Of the lines in the entries below, state how many hold the word "ดอยข". Say nothing else.

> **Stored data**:

* start *

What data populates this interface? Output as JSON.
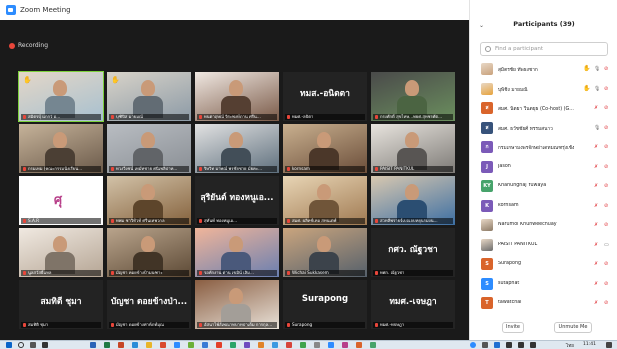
{
  "window": {
    "title": "Zoom Meeting",
    "minimize": "–",
    "maximize": "▢",
    "close": "✕"
  },
  "recording": {
    "label": "Recording"
  },
  "tiles": [
    {
      "name": "สมิตรบุ์ แกกว่ อ...",
      "kind": "photo",
      "palette": [
        "#a7c0cf",
        "#e4d7c8"
      ],
      "hand": true,
      "active": true
    },
    {
      "name": "บุฑิปิส มายมณ์",
      "kind": "photo",
      "palette": [
        "#8c9aa6",
        "#d8d3c9"
      ],
      "hand": true
    },
    {
      "name": "ทนตาฤษณ์ จิระพงษ์ภาน ศรีน...",
      "kind": "photo",
      "palette": [
        "#7a5a48",
        "#f0e8e2"
      ]
    },
    {
      "name": "ทมศ.-ลบิตา",
      "kind": "text",
      "text": "ทมส.-อนิตตา"
    },
    {
      "name": "กรงศักดิ์ สุขไทษ...ทยศ.สุหชรศัต...",
      "kind": "photo",
      "palette": [
        "#6b8f5e",
        "#4a4a4a"
      ]
    },
    {
      "name": "กรมเทม (คณะกรรมนังเรียน...",
      "kind": "photo",
      "palette": [
        "#6b5a4a",
        "#c6b39a"
      ]
    },
    {
      "name": "ทวงวีงชน์ เทมัทชาย ศนิเพลิปาท...",
      "kind": "photo",
      "palette": [
        "#8a8f95",
        "#b9bdc2"
      ]
    },
    {
      "name": "ริษวิท มาพณ์ พรชัยชาย มัยคะ...",
      "kind": "photo",
      "palette": [
        "#5e6f7d",
        "#e2e2e2"
      ]
    },
    {
      "name": "kornsam",
      "kind": "photo",
      "palette": [
        "#6b4e3a",
        "#c9b08f"
      ]
    },
    {
      "name": "PAISIT PANITKUL",
      "kind": "photo",
      "palette": [
        "#7d7a76",
        "#e8e4de"
      ]
    },
    {
      "name": "S.A.R",
      "kind": "logo"
    },
    {
      "name": "ทพม ชาวิทัวท์ ศรีนเทพวกล",
      "kind": "photo",
      "palette": [
        "#85623d",
        "#d2c2a8"
      ]
    },
    {
      "name": "สุทันท์ ทองทมูเอ...",
      "kind": "text",
      "text": "สุริยันต์ ทองหนูเอ..."
    },
    {
      "name": "สมศ. ผลิทช์เทอ สทนเตพ์",
      "kind": "photo",
      "palette": [
        "#a07a52",
        "#e8d5b5"
      ]
    },
    {
      "name": "สวทลีพรายจ์เบณจบทยุนรมงน...",
      "kind": "photo",
      "palette": [
        "#3d6fa3",
        "#d8c8b0"
      ]
    },
    {
      "name": "นูลสวัสธิ์แหล",
      "kind": "photo",
      "palette": [
        "#b5a594",
        "#f0e9e1"
      ]
    },
    {
      "name": "มัญชา คอยข้างป้ามนฑาะ",
      "kind": "photo",
      "palette": [
        "#5d4a36",
        "#b9a48c"
      ]
    },
    {
      "name": "รอทักงาน ด่าน เขมิน์ เลิม...",
      "kind": "photo",
      "palette": [
        "#6a7fb0",
        "#f0b59a"
      ]
    },
    {
      "name": "Wichai Sukkasem",
      "kind": "photo",
      "palette": [
        "#55606b",
        "#caa57e"
      ]
    },
    {
      "name": "ทศก. ณัฐวชา",
      "kind": "text",
      "text": "กศว. ณัฐวชา"
    },
    {
      "name": "สมทิติ ชุมา",
      "kind": "text",
      "text": "สมทิตี ชุมา"
    },
    {
      "name": "มัญชา ดอยข้างท่าท์ภท์มุณ",
      "kind": "text",
      "text": "บัญชา ดอยข้างป่า..."
    },
    {
      "name": "อัสนาไพ์ส์เพณาทบาทปาเต็ม การกุล...",
      "kind": "photo",
      "palette": [
        "#e9e2d9",
        "#8a5e42"
      ]
    },
    {
      "name": "Surapong",
      "kind": "text",
      "text": "Surapong"
    },
    {
      "name": "ทมศ.-ทจษฎา",
      "kind": "text",
      "text": "ทมศ.-เจษฎา"
    }
  ],
  "participants_panel": {
    "title": "Participants (39)",
    "collapse_icon": "chevron-down-icon",
    "search_placeholder": "Find a participant",
    "invite_label": "Invite",
    "unmute_me_label": "Unmute Me",
    "people": [
      {
        "name": "สุมิตรชัย ทัพธงชาก",
        "initial": "",
        "color": "#c9a27c",
        "photo": true,
        "hand": true,
        "mic": "on",
        "cam": "off"
      },
      {
        "name": "บุพิชิง มายมณิ",
        "initial": "",
        "color": "#e7a33c",
        "photo": true,
        "hand": true,
        "mic": "on",
        "cam": "off"
      },
      {
        "name": "สมศ. นิตยา วีนตยุธ (Co-host) (G...",
        "initial": "ส",
        "color": "#d9642b",
        "photo": false,
        "hand": false,
        "mic": "off",
        "cam": "off"
      },
      {
        "name": "สมศ. ธวัชชัยศ์ ทรรมสนาว",
        "initial": "ส",
        "color": "#37527a",
        "photo": false,
        "hand": false,
        "mic": "on",
        "cam": "off"
      },
      {
        "name": "กรมเกษามงพรจักษย่าเดทมณฑรุ่งเช้ง",
        "initial": "ก",
        "color": "#7b5ab8",
        "photo": false,
        "hand": false,
        "mic": "off",
        "cam": "off"
      },
      {
        "name": "Jason",
        "initial": "J",
        "color": "#7b5ab8",
        "photo": false,
        "hand": false,
        "mic": "off",
        "cam": "off"
      },
      {
        "name": "Khanungnaj Yuwaya",
        "initial": "KY",
        "color": "#47a36b",
        "photo": false,
        "hand": false,
        "mic": "off",
        "cam": "off"
      },
      {
        "name": "kornsam",
        "initial": "K",
        "color": "#7b5ab8",
        "photo": false,
        "hand": false,
        "mic": "off",
        "cam": "off"
      },
      {
        "name": "Narumol Khunweechuay",
        "initial": "",
        "color": "#8c7a66",
        "photo": true,
        "hand": false,
        "mic": "off",
        "cam": "off"
      },
      {
        "name": "PAISIT PANITKUL",
        "initial": "",
        "color": "#6b6b6b",
        "photo": true,
        "hand": false,
        "mic": "off",
        "cam": "on"
      },
      {
        "name": "Surapong",
        "initial": "S",
        "color": "#d9642b",
        "photo": false,
        "hand": false,
        "mic": "off",
        "cam": "off"
      },
      {
        "name": "sutaphat",
        "initial": "S",
        "color": "#2d8cff",
        "photo": false,
        "hand": false,
        "mic": "off",
        "cam": "off"
      },
      {
        "name": "tawatchai",
        "initial": "T",
        "color": "#d9642b",
        "photo": false,
        "hand": false,
        "mic": "off",
        "cam": "off"
      }
    ]
  },
  "taskbar": {
    "lang": "ไทย",
    "time": "11:41"
  }
}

* end *

> **Expected answer**:
2